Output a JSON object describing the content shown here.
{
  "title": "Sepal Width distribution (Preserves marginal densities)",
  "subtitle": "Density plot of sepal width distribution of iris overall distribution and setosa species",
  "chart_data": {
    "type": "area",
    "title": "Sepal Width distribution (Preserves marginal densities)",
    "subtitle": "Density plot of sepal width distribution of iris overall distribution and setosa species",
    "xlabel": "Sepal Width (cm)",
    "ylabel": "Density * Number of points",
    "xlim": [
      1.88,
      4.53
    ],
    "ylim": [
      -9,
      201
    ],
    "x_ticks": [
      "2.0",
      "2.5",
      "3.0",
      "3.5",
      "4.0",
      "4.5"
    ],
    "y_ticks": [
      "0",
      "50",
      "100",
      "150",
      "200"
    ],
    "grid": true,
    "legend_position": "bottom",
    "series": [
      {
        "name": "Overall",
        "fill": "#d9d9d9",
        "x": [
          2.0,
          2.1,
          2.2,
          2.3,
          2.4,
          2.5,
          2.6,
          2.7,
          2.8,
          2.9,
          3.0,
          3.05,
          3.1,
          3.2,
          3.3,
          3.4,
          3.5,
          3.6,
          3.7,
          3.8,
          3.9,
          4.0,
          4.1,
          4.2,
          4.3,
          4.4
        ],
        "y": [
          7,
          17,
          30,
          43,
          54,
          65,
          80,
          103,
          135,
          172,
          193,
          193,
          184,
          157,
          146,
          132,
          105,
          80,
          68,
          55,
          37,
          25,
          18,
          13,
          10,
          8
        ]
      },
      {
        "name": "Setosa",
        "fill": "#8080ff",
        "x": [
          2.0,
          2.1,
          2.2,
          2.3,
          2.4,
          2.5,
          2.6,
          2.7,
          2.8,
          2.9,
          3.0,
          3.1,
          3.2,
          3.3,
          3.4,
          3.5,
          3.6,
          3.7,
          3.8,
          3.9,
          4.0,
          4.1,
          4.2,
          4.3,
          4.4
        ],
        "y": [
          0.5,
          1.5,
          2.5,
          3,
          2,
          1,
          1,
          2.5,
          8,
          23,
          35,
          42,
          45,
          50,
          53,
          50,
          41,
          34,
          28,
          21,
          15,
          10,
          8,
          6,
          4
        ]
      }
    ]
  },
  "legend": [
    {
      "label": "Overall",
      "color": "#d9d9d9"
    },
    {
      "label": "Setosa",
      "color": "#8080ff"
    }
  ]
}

▸ Requirement: Every line of the listing that holds "plot" is to be counted; give only the resulting number.

▸ Problem solution: 2